LISTED RECORDS:
# # #
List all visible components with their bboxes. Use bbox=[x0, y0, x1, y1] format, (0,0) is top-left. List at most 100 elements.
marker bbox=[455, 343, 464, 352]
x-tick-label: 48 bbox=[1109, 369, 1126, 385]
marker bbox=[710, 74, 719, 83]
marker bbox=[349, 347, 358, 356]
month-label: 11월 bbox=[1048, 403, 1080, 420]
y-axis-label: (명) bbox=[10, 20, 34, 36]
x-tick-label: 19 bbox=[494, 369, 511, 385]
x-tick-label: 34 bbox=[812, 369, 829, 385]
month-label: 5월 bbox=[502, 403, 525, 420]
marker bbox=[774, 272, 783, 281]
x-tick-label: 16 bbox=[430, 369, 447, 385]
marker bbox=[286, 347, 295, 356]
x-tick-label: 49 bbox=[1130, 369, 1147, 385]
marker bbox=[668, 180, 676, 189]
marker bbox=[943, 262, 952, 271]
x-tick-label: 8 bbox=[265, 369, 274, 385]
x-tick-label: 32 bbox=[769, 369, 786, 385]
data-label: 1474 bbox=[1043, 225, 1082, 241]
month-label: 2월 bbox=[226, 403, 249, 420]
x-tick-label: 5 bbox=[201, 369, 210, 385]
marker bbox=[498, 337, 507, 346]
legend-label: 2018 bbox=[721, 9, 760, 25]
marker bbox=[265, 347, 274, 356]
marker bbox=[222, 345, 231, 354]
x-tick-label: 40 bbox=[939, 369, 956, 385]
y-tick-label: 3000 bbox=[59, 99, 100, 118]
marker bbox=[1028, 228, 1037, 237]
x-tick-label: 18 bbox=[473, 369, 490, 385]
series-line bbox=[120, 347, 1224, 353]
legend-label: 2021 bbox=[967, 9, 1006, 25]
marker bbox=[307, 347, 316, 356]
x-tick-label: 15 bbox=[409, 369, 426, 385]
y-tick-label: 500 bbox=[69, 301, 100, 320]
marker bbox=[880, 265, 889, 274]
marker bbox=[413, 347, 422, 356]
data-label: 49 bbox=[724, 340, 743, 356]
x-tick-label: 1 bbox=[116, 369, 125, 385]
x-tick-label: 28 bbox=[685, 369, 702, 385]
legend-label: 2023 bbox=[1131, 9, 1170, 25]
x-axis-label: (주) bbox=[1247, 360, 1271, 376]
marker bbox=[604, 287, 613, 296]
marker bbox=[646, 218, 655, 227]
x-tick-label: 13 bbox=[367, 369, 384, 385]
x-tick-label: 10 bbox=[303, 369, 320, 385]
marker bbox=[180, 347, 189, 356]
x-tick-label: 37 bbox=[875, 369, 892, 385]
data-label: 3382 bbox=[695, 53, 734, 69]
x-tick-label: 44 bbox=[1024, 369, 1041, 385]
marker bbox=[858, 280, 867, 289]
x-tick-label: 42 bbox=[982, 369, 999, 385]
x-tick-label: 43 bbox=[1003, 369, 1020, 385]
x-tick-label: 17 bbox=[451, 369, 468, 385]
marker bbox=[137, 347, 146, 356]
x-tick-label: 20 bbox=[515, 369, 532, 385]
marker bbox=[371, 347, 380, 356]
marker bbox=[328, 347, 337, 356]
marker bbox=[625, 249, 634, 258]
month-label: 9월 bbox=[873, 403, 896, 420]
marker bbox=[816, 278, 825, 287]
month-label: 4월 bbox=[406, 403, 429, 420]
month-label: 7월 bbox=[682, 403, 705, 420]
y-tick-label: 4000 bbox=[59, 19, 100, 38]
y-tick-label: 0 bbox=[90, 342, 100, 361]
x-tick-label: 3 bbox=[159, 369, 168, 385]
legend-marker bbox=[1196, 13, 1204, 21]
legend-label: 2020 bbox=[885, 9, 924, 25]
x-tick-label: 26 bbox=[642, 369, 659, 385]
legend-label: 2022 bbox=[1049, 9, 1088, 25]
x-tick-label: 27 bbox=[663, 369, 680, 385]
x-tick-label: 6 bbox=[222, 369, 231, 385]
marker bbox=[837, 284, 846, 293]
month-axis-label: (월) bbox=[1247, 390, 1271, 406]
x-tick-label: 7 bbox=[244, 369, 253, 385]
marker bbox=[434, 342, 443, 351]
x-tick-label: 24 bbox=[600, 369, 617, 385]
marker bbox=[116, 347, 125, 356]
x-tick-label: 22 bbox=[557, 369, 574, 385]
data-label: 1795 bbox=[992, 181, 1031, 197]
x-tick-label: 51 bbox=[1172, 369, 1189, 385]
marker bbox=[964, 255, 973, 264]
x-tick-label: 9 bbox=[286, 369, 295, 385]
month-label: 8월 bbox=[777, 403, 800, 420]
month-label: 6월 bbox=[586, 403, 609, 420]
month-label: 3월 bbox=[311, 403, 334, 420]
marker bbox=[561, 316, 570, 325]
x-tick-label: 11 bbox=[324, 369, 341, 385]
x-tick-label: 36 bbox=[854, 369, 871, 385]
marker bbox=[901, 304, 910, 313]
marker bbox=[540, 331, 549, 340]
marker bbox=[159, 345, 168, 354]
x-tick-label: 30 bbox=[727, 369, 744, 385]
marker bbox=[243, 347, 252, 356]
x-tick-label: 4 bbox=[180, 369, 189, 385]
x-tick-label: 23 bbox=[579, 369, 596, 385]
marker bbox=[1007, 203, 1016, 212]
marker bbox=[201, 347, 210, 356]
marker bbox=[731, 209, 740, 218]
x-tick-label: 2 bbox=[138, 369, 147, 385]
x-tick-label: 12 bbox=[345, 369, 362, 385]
# # #
DIRECTIVE: Put each line of the listing above into a JSON array of strings, one string per line, with blank lines omitted.

PROBLEM SOLUTION:
[
  "List all visible components with their bboxes. Use bbox=[x0, y0, x1, y1] format, (0,0) is top-left. List at most 100 elements.",
  "marker bbox=[455, 343, 464, 352]",
  "x-tick-label: 48 bbox=[1109, 369, 1126, 385]",
  "marker bbox=[710, 74, 719, 83]",
  "marker bbox=[349, 347, 358, 356]",
  "month-label: 11월 bbox=[1048, 403, 1080, 420]",
  "y-axis-label: (명) bbox=[10, 20, 34, 36]",
  "x-tick-label: 19 bbox=[494, 369, 511, 385]",
  "x-tick-label: 34 bbox=[812, 369, 829, 385]",
  "month-label: 5월 bbox=[502, 403, 525, 420]",
  "marker bbox=[774, 272, 783, 281]",
  "x-tick-label: 16 bbox=[430, 369, 447, 385]",
  "marker bbox=[286, 347, 295, 356]",
  "x-tick-label: 49 bbox=[1130, 369, 1147, 385]",
  "marker bbox=[668, 180, 676, 189]",
  "marker bbox=[943, 262, 952, 271]",
  "x-tick-label: 8 bbox=[265, 369, 274, 385]",
  "x-tick-label: 32 bbox=[769, 369, 786, 385]",
  "data-label: 1474 bbox=[1043, 225, 1082, 241]",
  "month-label: 2월 bbox=[226, 403, 249, 420]",
  "x-tick-label: 5 bbox=[201, 369, 210, 385]",
  "marker bbox=[498, 337, 507, 346]",
  "legend-label: 2018 bbox=[721, 9, 760, 25]",
  "marker bbox=[265, 347, 274, 356]",
  "marker bbox=[222, 345, 231, 354]",
  "x-tick-label: 40 bbox=[939, 369, 956, 385]",
  "y-tick-label: 3000 bbox=[59, 99, 100, 118]",
  "marker bbox=[1028, 228, 1037, 237]",
  "x-tick-label: 18 bbox=[473, 369, 490, 385]",
  "series-line bbox=[120, 347, 1224, 353]",
  "legend-label: 2021 bbox=[967, 9, 1006, 25]",
  "marker bbox=[307, 347, 316, 356]",
  "x-tick-label: 15 bbox=[409, 369, 426, 385]",
  "y-tick-label: 500 bbox=[69, 301, 100, 320]",
  "marker bbox=[880, 265, 889, 274]",
  "marker bbox=[413, 347, 422, 356]",
  "data-label: 49 bbox=[724, 340, 743, 356]",
  "x-tick-label: 1 bbox=[116, 369, 125, 385]",
  "x-tick-label: 28 bbox=[685, 369, 702, 385]",
  "legend-label: 2023 bbox=[1131, 9, 1170, 25]",
  "x-axis-label: (주) bbox=[1247, 360, 1271, 376]",
  "marker bbox=[604, 287, 613, 296]",
  "marker bbox=[646, 218, 655, 227]",
  "x-tick-label: 13 bbox=[367, 369, 384, 385]",
  "x-tick-label: 10 bbox=[303, 369, 320, 385]",
  "marker bbox=[180, 347, 189, 356]",
  "x-tick-label: 37 bbox=[875, 369, 892, 385]",
  "data-label: 3382 bbox=[695, 53, 734, 69]",
  "x-tick-label: 44 bbox=[1024, 369, 1041, 385]",
  "marker bbox=[858, 280, 867, 289]",
  "x-tick-label: 42 bbox=[982, 369, 999, 385]",
  "x-tick-label: 43 bbox=[1003, 369, 1020, 385]",
  "x-tick-label: 17 bbox=[451, 369, 468, 385]",
  "marker bbox=[137, 347, 146, 356]",
  "x-tick-label: 20 bbox=[515, 369, 532, 385]",
  "marker bbox=[371, 347, 380, 356]",
  "marker bbox=[328, 347, 337, 356]",
  "marker bbox=[625, 249, 634, 258]",
  "month-label: 9월 bbox=[873, 403, 896, 420]",
  "marker bbox=[816, 278, 825, 287]",
  "month-label: 4월 bbox=[406, 403, 429, 420]",
  "month-label: 7월 bbox=[682, 403, 705, 420]",
  "y-tick-label: 4000 bbox=[59, 19, 100, 38]",
  "y-tick-label: 0 bbox=[90, 342, 100, 361]",
  "x-tick-label: 3 bbox=[159, 369, 168, 385]",
  "legend-marker bbox=[1196, 13, 1204, 21]",
  "legend-label: 2020 bbox=[885, 9, 924, 25]",
  "x-tick-label: 26 bbox=[642, 369, 659, 385]",
  "legend-label: 2022 bbox=[1049, 9, 1088, 25]",
  "x-tick-label: 27 bbox=[663, 369, 680, 385]",
  "x-tick-label: 6 bbox=[222, 369, 231, 385]",
  "marker bbox=[837, 284, 846, 293]",
  "month-axis-label: (월) bbox=[1247, 390, 1271, 406]",
  "x-tick-label: 7 bbox=[244, 369, 253, 385]",
  "marker bbox=[434, 342, 443, 351]",
  "x-tick-label: 24 bbox=[600, 369, 617, 385]",
  "marker bbox=[116, 347, 125, 356]",
  "x-tick-label: 22 bbox=[557, 369, 574, 385]",
  "data-label: 1795 bbox=[992, 181, 1031, 197]",
  "x-tick-label: 51 bbox=[1172, 369, 1189, 385]",
  "marker bbox=[964, 255, 973, 264]",
  "x-tick-label: 9 bbox=[286, 369, 295, 385]",
  "month-label: 8월 bbox=[777, 403, 800, 420]",
  "month-label: 6월 bbox=[586, 403, 609, 420]",
  "month-label: 3월 bbox=[311, 403, 334, 420]",
  "marker bbox=[561, 316, 570, 325]",
  "x-tick-label: 11 bbox=[324, 369, 341, 385]",
  "x-tick-label: 36 bbox=[854, 369, 871, 385]",
  "marker bbox=[901, 304, 910, 313]",
  "marker bbox=[540, 331, 549, 340]",
  "marker bbox=[159, 345, 168, 354]",
  "x-tick-label: 30 bbox=[727, 369, 744, 385]",
  "marker bbox=[243, 347, 252, 356]",
  "x-tick-label: 4 bbox=[180, 369, 189, 385]",
  "x-tick-label: 23 bbox=[579, 369, 596, 385]",
  "marker bbox=[1007, 203, 1016, 212]",
  "marker bbox=[201, 347, 210, 356]",
  "marker bbox=[731, 209, 740, 218]",
  "x-tick-label: 2 bbox=[138, 369, 147, 385]",
  "x-tick-label: 12 bbox=[345, 369, 362, 385]"
]